# [Given passage]
Suggested database architecture for my first SaaS with Stripe?

I've begun working on a SaaS idea I've had lately - it's simple but I'm excited about building it and hopefully turning it into something people want to use.

I'm slightly back-and-forth on what to store in the DB and how for it to scale well based on features I'll need eventually.

I'm using Stripe too.

Here's all I've got so far:

A Users table with:

  • Email
  • Encrypted Password
  • Stripe Customer ID

When a customer signs up I ask for their Email and Password and create a new Stripe Customer and create a subscription to the only plan I've created so far with a 14 day trial.

I then store the Stripe Customer ID in the database.

What sort of information should I store regarding payments and billing in my own database? I was thinking about a new table called Billing and store when the users trial will expire (provided from Stripe), am I thinking about this wrong? Anything else pivotal?

on June 15, 2019
  1. 1

    Hi, if you're still interested in this, here is how we are handling the Stripe data at NLP Cloud: https://juliensalinas.com/en/storing-stripe-payment-data-database/
    Basically, we store everything in local DB as a PostgreSQL JSONB field as soon as we make a request or receive a webhook.

    Doing this you have the best of both worlds:

    • Speed (since you are reading local data instead of remote data)
    • Ease of development (you don't have to think to much about which Stripe data you are going to save)
    • You're safe in case of disaster on the Stripe side
    • You data is always up to date

    Hope it helps

  2. 1

    Just stumbled onto this thread as I am at the same decision point wiht my product.

    I think I'm going to start off with just storing the Stripe customer ID on the user, with a subscription object that holds the subscription ID, status, expiry date.

    I'll extend the expiry each time I get a successful payment event from Stripe.

    Not sure if anyone will see this, but thoughts?

  3. 1

    Hello! What did you end up doing? Do you have any feedback on your choice? I'm currently reflecting on this exact subject regarding our SaaS and cannot wrap my head around the best option between:

    • Dedicated table to keep track of subscriptions (at first, feels a bit like double accounting)

# [Explore the material]
1. Transcribe the part of the forum thread starting at "Here's all I've" and ending at "Anything else pivotal?".
2. In the forum thread, which three fields does the original poster's Users table hold?
3. Decide whether each statement agrees with the forum thread. Answer yes or no, and quote the words from the thread that settle it.
(a) When a customer signs up, the original poster creates a subscription that has a 14 day trial.
(b) NLP Cloud stores its Stripe data in a MySQL database.
(c) One reply plans to extend the expiry each time a successful payment event comes from Stripe.
The items that come next are separate material, unconnected to the forum thread.

# [Available data]
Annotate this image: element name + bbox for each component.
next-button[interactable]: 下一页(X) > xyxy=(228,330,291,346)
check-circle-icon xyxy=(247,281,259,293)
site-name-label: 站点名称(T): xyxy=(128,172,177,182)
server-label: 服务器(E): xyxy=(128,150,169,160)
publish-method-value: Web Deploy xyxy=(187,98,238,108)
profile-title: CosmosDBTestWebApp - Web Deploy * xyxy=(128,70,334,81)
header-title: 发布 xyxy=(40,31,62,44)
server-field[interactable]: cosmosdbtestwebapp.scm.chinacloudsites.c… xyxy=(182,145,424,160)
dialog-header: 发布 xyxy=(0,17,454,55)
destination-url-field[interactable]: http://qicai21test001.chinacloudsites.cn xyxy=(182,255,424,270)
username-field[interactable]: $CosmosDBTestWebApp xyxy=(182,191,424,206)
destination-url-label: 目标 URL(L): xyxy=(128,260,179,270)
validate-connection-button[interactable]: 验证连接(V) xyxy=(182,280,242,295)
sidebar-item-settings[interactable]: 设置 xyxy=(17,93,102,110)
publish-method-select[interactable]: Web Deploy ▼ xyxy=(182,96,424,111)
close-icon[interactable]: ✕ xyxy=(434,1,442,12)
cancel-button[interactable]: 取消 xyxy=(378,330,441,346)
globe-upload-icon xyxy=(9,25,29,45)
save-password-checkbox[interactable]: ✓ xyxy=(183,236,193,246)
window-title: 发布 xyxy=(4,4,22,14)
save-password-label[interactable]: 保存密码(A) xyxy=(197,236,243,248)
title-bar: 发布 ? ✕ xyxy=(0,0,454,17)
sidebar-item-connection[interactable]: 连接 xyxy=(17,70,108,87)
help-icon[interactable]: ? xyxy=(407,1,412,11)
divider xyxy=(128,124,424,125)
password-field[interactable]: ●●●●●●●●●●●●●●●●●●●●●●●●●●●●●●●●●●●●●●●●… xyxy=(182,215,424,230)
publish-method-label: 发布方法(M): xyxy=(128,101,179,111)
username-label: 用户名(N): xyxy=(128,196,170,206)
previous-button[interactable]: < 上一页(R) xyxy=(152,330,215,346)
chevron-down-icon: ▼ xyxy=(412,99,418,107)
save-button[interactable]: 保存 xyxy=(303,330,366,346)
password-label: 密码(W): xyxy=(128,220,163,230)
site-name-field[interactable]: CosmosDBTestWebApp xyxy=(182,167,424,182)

# [Response list]
1.
Here's all I've got so far:

A Users table with:

  • Email
  • Encrypted Password
  • Stripe Customer ID

When a customer signs up I ask for their Email and Password and create a new Stripe Customer and create a subscription to the only plan I've created so far with a 14 day trial.

I then store the Stripe Customer ID in the database.

What sort of information should I store regarding payments and billing in my own database? I was thinking about a new table called Billing and store when the users trial will expire (provided from Stripe), am I thinking about this wrong? Anything else pivotal?

2. Email, Encrypted Password, and Stripe Customer ID.

3.
(a) Yes: "create a subscription to the only plan I've created so far with a 14 day trial"
(b) No: "we store everything in local DB as a PostgreSQL JSONB field"
(c) Yes: "I'll extend the expiry each time I get a successful payment event from Stripe."